### Description of the task
Transcribe each line of the records below exactly, excluding any embedded images.

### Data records
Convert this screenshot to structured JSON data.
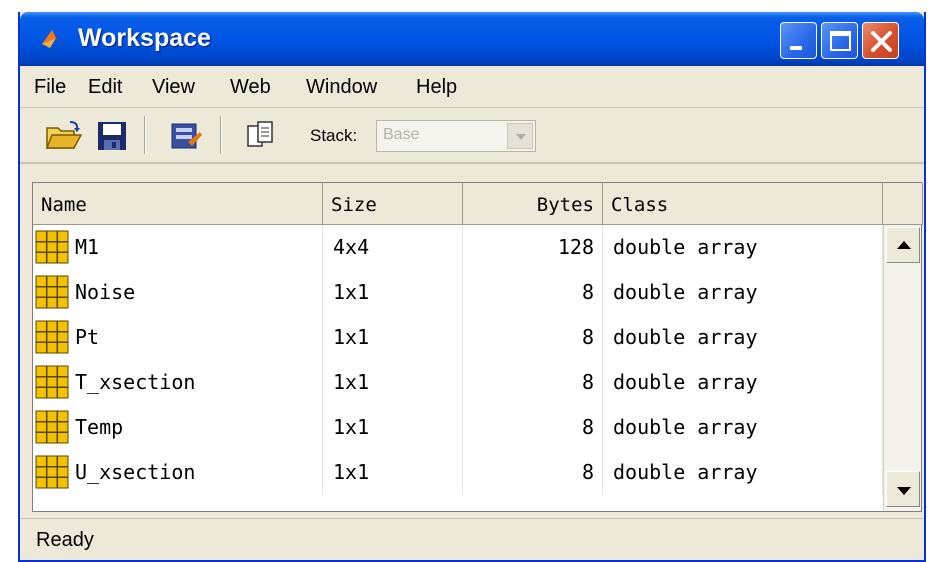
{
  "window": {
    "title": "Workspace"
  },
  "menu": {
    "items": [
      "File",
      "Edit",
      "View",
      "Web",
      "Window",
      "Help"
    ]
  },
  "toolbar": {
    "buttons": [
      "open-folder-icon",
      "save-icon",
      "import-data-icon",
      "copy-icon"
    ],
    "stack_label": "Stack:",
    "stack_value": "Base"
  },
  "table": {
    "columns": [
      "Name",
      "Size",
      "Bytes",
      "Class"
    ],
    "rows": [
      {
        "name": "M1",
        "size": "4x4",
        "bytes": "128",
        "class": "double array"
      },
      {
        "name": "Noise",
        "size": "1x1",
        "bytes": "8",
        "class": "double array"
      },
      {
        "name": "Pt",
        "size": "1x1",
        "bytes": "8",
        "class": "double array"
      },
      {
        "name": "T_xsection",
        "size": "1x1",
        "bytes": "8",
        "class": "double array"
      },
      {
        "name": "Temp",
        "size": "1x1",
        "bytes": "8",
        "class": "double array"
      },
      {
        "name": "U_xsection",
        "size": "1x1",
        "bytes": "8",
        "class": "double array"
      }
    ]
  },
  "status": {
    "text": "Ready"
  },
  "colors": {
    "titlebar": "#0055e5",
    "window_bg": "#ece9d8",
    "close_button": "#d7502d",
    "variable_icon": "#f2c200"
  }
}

### Full output
Convert this screenshot to structured JSON data.
{
  "window": {
    "title": "Workspace"
  },
  "menu": {
    "items": [
      "File",
      "Edit",
      "View",
      "Web",
      "Window",
      "Help"
    ]
  },
  "toolbar": {
    "buttons": [
      "open-folder-icon",
      "save-icon",
      "import-data-icon",
      "copy-icon"
    ],
    "stack_label": "Stack:",
    "stack_value": "Base"
  },
  "table": {
    "columns": [
      "Name",
      "Size",
      "Bytes",
      "Class"
    ],
    "rows": [
      {
        "name": "M1",
        "size": "4x4",
        "bytes": "128",
        "class": "double array"
      },
      {
        "name": "Noise",
        "size": "1x1",
        "bytes": "8",
        "class": "double array"
      },
      {
        "name": "Pt",
        "size": "1x1",
        "bytes": "8",
        "class": "double array"
      },
      {
        "name": "T_xsection",
        "size": "1x1",
        "bytes": "8",
        "class": "double array"
      },
      {
        "name": "Temp",
        "size": "1x1",
        "bytes": "8",
        "class": "double array"
      },
      {
        "name": "U_xsection",
        "size": "1x1",
        "bytes": "8",
        "class": "double array"
      }
    ]
  },
  "status": {
    "text": "Ready"
  },
  "colors": {
    "titlebar": "#0055e5",
    "window_bg": "#ece9d8",
    "close_button": "#d7502d",
    "variable_icon": "#f2c200"
  }
}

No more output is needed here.